DIRECTIONS
Return each line of the listing that contains the string "object".

Data records
•••

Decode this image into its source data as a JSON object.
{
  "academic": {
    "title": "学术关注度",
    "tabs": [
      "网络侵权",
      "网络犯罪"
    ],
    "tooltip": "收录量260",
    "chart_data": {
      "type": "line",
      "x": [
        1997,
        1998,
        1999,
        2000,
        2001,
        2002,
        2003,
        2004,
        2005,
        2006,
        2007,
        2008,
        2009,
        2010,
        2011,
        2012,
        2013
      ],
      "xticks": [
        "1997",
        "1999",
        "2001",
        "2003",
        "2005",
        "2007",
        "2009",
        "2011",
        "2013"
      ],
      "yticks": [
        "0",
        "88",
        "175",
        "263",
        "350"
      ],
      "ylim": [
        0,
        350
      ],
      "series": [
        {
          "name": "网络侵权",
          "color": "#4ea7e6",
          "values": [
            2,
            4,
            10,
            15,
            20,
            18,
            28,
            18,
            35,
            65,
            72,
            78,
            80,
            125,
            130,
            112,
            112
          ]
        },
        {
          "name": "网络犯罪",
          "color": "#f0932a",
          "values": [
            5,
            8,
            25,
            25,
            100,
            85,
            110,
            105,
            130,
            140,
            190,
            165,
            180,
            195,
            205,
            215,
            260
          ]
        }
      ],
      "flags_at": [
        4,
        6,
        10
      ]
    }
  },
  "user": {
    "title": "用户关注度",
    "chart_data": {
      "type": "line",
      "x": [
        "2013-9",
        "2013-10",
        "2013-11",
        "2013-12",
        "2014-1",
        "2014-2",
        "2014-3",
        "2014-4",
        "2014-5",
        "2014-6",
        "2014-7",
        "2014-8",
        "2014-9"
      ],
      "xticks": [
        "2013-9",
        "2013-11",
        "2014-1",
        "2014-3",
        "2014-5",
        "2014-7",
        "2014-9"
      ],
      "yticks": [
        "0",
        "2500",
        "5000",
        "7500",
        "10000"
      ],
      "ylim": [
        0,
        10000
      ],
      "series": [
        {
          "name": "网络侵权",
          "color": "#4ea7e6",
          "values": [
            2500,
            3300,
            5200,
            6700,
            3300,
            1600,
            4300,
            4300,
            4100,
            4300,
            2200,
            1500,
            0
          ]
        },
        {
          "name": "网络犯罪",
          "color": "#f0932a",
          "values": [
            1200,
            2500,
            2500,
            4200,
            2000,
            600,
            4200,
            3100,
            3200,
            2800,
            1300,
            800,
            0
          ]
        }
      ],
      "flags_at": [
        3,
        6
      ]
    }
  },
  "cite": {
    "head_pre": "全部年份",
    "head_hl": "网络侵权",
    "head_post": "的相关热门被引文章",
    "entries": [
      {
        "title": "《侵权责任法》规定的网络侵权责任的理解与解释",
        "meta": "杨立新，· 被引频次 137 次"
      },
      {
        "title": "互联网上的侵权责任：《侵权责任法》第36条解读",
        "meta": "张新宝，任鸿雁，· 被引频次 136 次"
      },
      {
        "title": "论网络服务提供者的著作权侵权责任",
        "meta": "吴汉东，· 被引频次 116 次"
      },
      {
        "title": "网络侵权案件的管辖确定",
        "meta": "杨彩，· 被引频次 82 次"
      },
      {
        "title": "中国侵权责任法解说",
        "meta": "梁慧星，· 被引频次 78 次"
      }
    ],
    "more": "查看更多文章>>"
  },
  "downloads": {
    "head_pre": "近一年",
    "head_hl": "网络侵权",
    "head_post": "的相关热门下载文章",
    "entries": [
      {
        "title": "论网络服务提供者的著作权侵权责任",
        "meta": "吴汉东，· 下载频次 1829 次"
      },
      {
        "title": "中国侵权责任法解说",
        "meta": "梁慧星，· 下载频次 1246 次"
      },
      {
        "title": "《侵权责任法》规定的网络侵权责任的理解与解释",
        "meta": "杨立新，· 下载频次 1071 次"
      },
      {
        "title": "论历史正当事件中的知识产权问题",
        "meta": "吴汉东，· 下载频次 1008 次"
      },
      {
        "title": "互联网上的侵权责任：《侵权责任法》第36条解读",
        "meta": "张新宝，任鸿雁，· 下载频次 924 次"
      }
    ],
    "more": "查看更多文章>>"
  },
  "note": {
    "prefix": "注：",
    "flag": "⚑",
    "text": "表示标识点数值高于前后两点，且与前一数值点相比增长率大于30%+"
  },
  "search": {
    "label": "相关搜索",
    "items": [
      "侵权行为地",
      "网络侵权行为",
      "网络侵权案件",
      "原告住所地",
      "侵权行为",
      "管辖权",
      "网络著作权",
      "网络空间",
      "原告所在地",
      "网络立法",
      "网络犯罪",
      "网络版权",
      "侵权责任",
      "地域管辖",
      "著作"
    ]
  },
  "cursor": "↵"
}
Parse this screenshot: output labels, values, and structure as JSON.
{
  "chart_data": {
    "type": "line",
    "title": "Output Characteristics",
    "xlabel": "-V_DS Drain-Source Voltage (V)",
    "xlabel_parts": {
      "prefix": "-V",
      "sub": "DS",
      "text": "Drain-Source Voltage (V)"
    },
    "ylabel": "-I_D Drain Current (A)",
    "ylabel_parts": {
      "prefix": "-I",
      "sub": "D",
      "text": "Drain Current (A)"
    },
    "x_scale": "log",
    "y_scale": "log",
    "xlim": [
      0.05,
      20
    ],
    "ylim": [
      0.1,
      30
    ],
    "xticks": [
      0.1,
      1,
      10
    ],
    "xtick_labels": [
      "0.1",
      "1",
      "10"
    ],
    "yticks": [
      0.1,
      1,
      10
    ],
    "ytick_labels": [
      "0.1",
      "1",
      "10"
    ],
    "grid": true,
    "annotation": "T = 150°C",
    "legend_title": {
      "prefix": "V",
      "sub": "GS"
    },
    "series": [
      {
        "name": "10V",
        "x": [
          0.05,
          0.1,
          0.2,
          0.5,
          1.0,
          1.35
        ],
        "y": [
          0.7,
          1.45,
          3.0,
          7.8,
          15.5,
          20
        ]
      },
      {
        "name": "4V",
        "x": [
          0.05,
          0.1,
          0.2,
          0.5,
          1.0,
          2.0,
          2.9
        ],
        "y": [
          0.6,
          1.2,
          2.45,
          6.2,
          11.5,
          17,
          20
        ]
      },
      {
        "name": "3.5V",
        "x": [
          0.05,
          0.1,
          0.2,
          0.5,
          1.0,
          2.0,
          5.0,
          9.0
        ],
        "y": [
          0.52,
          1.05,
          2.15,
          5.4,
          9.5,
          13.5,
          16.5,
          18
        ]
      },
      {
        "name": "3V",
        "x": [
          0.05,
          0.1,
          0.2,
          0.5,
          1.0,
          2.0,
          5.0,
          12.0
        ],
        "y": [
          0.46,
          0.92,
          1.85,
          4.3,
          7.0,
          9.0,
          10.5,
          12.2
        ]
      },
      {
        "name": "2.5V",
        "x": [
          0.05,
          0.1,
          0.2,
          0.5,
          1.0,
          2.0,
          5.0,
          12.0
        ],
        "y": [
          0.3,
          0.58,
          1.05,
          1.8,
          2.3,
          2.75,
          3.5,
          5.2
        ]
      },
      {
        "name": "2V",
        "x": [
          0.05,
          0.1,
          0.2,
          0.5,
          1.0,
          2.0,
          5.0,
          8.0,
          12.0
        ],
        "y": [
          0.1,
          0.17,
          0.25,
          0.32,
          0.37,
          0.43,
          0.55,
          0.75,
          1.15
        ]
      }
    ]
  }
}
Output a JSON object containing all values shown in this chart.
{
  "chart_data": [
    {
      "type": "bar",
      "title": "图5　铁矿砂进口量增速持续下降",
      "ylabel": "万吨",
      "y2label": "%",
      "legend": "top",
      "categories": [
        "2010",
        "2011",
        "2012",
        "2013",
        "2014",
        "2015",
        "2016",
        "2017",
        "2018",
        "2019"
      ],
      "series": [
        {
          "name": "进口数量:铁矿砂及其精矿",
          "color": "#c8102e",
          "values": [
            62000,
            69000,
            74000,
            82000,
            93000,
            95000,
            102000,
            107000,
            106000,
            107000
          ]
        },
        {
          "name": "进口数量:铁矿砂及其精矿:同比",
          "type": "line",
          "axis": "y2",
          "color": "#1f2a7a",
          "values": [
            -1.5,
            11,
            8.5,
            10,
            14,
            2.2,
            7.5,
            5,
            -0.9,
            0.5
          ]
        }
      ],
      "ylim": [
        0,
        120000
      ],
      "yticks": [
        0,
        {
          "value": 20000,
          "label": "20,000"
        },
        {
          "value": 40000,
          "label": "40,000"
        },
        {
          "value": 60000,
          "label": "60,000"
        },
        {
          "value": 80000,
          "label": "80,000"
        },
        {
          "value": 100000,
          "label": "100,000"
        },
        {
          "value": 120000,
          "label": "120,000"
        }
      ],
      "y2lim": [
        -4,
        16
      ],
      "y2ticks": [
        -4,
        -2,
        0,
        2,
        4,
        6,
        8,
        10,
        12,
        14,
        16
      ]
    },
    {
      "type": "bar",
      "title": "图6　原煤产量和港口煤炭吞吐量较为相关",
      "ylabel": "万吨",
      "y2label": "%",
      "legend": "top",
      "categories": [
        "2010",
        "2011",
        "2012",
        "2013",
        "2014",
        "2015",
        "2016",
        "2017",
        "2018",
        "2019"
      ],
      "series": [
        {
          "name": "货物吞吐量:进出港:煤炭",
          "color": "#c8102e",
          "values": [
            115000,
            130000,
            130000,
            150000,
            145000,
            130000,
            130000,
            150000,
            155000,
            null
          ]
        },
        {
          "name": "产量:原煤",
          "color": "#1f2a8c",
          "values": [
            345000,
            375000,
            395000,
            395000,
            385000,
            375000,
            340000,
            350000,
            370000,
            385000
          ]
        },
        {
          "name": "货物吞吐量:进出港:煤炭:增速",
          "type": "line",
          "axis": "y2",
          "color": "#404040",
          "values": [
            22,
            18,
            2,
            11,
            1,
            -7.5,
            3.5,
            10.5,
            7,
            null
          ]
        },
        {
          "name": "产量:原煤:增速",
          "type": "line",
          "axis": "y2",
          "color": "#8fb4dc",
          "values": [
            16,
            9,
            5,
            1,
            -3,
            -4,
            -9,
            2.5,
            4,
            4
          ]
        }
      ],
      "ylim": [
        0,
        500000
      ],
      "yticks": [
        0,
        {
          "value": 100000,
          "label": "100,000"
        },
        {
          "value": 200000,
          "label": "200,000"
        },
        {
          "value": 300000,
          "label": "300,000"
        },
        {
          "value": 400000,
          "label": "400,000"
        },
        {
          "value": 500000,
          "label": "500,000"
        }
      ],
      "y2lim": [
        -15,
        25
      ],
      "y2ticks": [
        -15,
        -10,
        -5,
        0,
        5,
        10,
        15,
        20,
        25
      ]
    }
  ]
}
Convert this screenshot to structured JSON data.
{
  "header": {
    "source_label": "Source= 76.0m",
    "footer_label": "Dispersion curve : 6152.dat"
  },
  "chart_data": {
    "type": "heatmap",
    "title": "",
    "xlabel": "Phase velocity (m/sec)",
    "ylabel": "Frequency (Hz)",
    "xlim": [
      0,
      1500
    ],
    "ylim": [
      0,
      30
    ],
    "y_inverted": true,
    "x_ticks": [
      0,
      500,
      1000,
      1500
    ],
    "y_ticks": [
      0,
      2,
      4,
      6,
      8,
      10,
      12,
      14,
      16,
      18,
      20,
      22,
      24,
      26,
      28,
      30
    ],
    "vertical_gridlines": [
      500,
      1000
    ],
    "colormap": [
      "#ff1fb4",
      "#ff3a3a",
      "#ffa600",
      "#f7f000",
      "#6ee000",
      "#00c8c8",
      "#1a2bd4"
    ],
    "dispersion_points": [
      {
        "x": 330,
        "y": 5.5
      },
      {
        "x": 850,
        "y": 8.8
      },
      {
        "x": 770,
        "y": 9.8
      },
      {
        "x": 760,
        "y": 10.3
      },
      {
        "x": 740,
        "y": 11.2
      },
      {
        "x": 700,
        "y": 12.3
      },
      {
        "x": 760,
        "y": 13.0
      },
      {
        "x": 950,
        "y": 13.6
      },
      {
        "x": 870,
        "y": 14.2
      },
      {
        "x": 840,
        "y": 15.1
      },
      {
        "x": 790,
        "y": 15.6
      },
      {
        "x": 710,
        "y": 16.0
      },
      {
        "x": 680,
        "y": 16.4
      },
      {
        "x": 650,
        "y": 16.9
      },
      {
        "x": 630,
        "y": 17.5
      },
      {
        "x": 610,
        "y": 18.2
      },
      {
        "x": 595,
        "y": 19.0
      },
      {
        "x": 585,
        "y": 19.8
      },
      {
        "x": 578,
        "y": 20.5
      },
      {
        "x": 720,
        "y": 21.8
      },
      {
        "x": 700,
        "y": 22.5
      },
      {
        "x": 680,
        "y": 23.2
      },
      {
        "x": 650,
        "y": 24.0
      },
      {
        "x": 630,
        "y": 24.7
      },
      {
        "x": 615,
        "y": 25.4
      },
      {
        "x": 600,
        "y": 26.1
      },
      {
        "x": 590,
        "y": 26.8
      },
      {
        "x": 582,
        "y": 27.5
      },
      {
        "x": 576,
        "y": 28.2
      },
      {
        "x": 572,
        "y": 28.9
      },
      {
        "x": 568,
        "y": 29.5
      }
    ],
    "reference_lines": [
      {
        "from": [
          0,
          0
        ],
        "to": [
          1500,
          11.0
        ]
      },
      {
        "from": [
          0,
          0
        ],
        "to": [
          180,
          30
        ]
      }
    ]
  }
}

•••

EXERCISE ANSWER
Decode this image into its source data as a JSON object.
Output a JSON object containing all values shown in this chart.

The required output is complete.